* [Goal]
Repeat every line of the listing below exactly, minus the pictures.

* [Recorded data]
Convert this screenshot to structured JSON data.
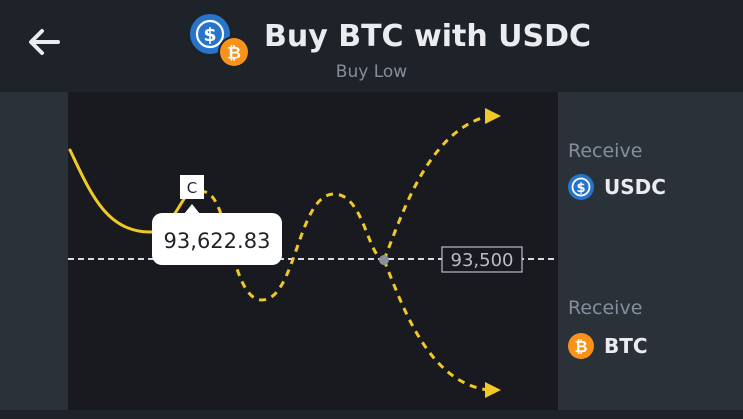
{
  "header": {
    "title": "Buy BTC with USDC",
    "subtitle": "Buy Low"
  },
  "chart": {
    "marker_letter": "C",
    "current_price": "93,622.83",
    "target_price": "93,500"
  },
  "receive": [
    {
      "label": "Receive",
      "asset": "USDC",
      "icon": "usdc-icon"
    },
    {
      "label": "Receive",
      "asset": "BTC",
      "icon": "btc-icon"
    }
  ],
  "colors": {
    "background": "#1e2329",
    "chart_background": "#181a20",
    "side_panel": "#2b3139",
    "accent_yellow": "#f0c929",
    "usdc_blue": "#2775ca",
    "btc_orange": "#f7931a"
  }
}
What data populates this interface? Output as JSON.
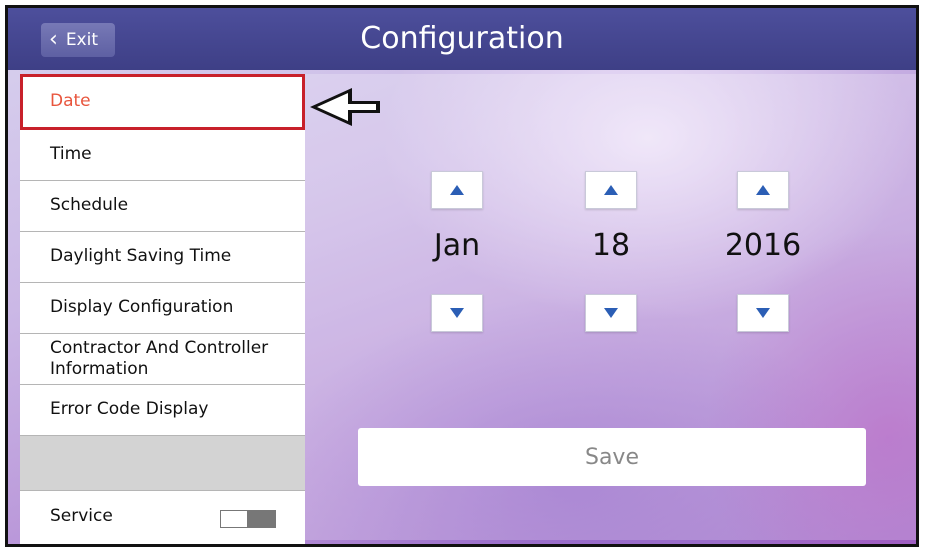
{
  "header": {
    "title": "Configuration",
    "exit_label": "Exit"
  },
  "sidebar": {
    "items": [
      {
        "label": "Date"
      },
      {
        "label": "Time"
      },
      {
        "label": "Schedule"
      },
      {
        "label": "Daylight Saving Time"
      },
      {
        "label": "Display Configuration"
      },
      {
        "label": "Contractor And Controller Information"
      },
      {
        "label": "Error Code Display"
      }
    ],
    "service_label": "Service",
    "service_toggle_state": "off"
  },
  "date": {
    "month": "Jan",
    "day": "18",
    "year": "2016"
  },
  "save_label": "Save",
  "colors": {
    "header": "#45468f",
    "selected_text": "#e8553d",
    "selected_outline": "#c8202a",
    "spinner_arrow": "#2b5eb5"
  },
  "icons": {
    "exit": "chevron-left-icon",
    "up": "triangle-up-icon",
    "down": "triangle-down-icon",
    "pointer": "arrow-left-icon"
  }
}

* [Answer to the task]
Convert this screenshot to structured JSON data.
{
  "header": {
    "title": "Buy BTC with USDC",
    "subtitle": "Buy Low"
  },
  "chart": {
    "marker_letter": "C",
    "current_price": "93,622.83",
    "target_price": "93,500"
  },
  "receive": [
    {
      "label": "Receive",
      "asset": "USDC",
      "icon": "usdc-icon"
    },
    {
      "label": "Receive",
      "asset": "BTC",
      "icon": "btc-icon"
    }
  ],
  "colors": {
    "background": "#1e2329",
    "chart_background": "#181a20",
    "side_panel": "#2b3139",
    "accent_yellow": "#f0c929",
    "usdc_blue": "#2775ca",
    "btc_orange": "#f7931a"
  }
}
What data populates this interface? Output as JSON.
{
  "header": {
    "title": "Configuration",
    "exit_label": "Exit"
  },
  "sidebar": {
    "items": [
      {
        "label": "Date"
      },
      {
        "label": "Time"
      },
      {
        "label": "Schedule"
      },
      {
        "label": "Daylight Saving Time"
      },
      {
        "label": "Display Configuration"
      },
      {
        "label": "Contractor And Controller Information"
      },
      {
        "label": "Error Code Display"
      }
    ],
    "service_label": "Service",
    "service_toggle_state": "off"
  },
  "date": {
    "month": "Jan",
    "day": "18",
    "year": "2016"
  },
  "save_label": "Save",
  "colors": {
    "header": "#45468f",
    "selected_text": "#e8553d",
    "selected_outline": "#c8202a",
    "spinner_arrow": "#2b5eb5"
  },
  "icons": {
    "exit": "chevron-left-icon",
    "up": "triangle-up-icon",
    "down": "triangle-down-icon",
    "pointer": "arrow-left-icon"
  }
}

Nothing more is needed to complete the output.